● **BRIEF**: Exactly as given, repeat all of the entries.

● **PROVIDED INFORMATION**:

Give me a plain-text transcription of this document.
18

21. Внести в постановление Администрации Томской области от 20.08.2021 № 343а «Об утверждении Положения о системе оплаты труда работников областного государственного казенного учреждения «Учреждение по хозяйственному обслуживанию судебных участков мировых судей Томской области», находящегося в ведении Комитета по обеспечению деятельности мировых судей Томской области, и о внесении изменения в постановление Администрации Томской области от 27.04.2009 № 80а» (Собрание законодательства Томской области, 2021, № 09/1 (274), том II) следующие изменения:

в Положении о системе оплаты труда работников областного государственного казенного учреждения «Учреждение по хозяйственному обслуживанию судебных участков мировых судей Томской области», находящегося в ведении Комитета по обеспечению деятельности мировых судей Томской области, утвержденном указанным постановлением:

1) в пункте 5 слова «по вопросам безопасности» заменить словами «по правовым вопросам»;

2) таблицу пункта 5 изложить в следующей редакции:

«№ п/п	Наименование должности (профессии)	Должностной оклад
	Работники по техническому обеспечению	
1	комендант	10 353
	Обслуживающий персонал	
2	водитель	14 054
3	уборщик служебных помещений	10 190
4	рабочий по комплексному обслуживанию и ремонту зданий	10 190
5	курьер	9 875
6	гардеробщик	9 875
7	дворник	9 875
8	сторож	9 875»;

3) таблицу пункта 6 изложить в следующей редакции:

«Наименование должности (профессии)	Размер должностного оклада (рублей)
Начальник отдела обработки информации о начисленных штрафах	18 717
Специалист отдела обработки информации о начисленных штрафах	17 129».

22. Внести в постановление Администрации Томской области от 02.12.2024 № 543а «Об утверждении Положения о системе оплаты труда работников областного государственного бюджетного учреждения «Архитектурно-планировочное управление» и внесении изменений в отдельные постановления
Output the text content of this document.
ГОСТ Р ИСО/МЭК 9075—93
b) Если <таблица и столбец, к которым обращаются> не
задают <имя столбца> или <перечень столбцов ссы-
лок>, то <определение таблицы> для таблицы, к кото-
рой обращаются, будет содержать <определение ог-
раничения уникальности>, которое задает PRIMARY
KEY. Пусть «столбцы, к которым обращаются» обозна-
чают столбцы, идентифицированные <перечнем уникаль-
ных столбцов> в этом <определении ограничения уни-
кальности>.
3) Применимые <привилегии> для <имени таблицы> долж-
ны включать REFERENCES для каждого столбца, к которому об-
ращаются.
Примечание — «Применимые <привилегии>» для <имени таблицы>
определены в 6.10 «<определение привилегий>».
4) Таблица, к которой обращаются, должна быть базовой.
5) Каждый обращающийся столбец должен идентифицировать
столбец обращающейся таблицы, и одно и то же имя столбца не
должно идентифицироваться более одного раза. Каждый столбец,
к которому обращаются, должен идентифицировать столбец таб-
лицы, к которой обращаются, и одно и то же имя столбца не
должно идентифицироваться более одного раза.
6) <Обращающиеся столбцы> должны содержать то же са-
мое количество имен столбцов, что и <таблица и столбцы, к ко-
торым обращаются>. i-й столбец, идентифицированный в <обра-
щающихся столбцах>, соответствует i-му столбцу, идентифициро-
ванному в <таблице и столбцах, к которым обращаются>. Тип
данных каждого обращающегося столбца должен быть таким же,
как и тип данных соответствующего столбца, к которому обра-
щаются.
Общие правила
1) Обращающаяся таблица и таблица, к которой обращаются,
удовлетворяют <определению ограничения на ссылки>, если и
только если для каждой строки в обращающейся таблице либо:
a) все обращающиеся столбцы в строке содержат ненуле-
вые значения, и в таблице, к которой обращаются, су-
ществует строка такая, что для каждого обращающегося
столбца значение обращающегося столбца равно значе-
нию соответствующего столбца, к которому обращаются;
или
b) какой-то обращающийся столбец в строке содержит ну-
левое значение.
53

● **FINISHED TASK**:
Give me a plain-text transcription of this document.
18

21. Внести в постановление Администрации Томской области от 20.08.2021 № 343а «Об утверждении Положения о системе оплаты труда работников областного государственного казенного учреждения «Учреждение по хозяйственному обслуживанию судебных участков мировых судей Томской области», находящегося в ведении Комитета по обеспечению деятельности мировых судей Томской области, и о внесении изменения в постановление Администрации Томской области от 27.04.2009 № 80а» (Собрание законодательства Томской области, 2021, № 09/1 (274), том II) следующие изменения:

в Положении о системе оплаты труда работников областного государственного казенного учреждения «Учреждение по хозяйственному обслуживанию судебных участков мировых судей Томской области», находящегося в ведении Комитета по обеспечению деятельности мировых судей Томской области, утвержденном указанным постановлением:

1) в пункте 5 слова «по вопросам безопасности» заменить словами «по правовым вопросам»;

2) таблицу пункта 5 изложить в следующей редакции:

«№ п/п	Наименование должности (профессии)	Должностной оклад
	Работники по техническому обеспечению	
1	комендант	10 353
	Обслуживающий персонал	
2	водитель	14 054
3	уборщик служебных помещений	10 190
4	рабочий по комплексному обслуживанию и ремонту зданий	10 190
5	курьер	9 875
6	гардеробщик	9 875
7	дворник	9 875
8	сторож	9 875»;

3) таблицу пункта 6 изложить в следующей редакции:

«Наименование должности (профессии)	Размер должностного оклада (рублей)
Начальник отдела обработки информации о начисленных штрафах	18 717
Специалист отдела обработки информации о начисленных штрафах	17 129».

22. Внести в постановление Администрации Томской области от 02.12.2024 № 543а «Об утверждении Положения о системе оплаты труда работников областного государственного бюджетного учреждения «Архитектурно-планировочное управление» и внесении изменений в отдельные постановления
Output the text content of this document.
ГОСТ Р ИСО/МЭК 9075—93
b) Если <таблица и столбец, к которым обращаются> не
задают <имя столбца> или <перечень столбцов ссы-
лок>, то <определение таблицы> для таблицы, к кото-
рой обращаются, будет содержать <определение ог-
раничения уникальности>, которое задает PRIMARY
KEY. Пусть «столбцы, к которым обращаются» обозна-
чают столбцы, идентифицированные <перечнем уникаль-
ных столбцов> в этом <определении ограничения уни-
кальности>.
3) Применимые <привилегии> для <имени таблицы> долж-
ны включать REFERENCES для каждого столбца, к которому об-
ращаются.
Примечание — «Применимые <привилегии>» для <имени таблицы>
определены в 6.10 «<определение привилегий>».
4) Таблица, к которой обращаются, должна быть базовой.
5) Каждый обращающийся столбец должен идентифицировать
столбец обращающейся таблицы, и одно и то же имя столбца не
должно идентифицироваться более одного раза. Каждый столбец,
к которому обращаются, должен идентифицировать столбец таб-
лицы, к которой обращаются, и одно и то же имя столбца не
должно идентифицироваться более одного раза.
6) <Обращающиеся столбцы> должны содержать то же са-
мое количество имен столбцов, что и <таблица и столбцы, к ко-
торым обращаются>. i-й столбец, идентифицированный в <обра-
щающихся столбцах>, соответствует i-му столбцу, идентифициро-
ванному в <таблице и столбцах, к которым обращаются>. Тип
данных каждого обращающегося столбца должен быть таким же,
как и тип данных соответствующего столбца, к которому обра-
щаются.
Общие правила
1) Обращающаяся таблица и таблица, к которой обращаются,
удовлетворяют <определению ограничения на ссылки>, если и
только если для каждой строки в обращающейся таблице либо:
a) все обращающиеся столбцы в строке содержат ненуле-
вые значения, и в таблице, к которой обращаются, су-
ществует строка такая, что для каждого обращающегося
столбца значение обращающегося столбца равно значе-
нию соответствующего столбца, к которому обращаются;
или
b) какой-то обращающийся столбец в строке содержит ну-
левое значение.
53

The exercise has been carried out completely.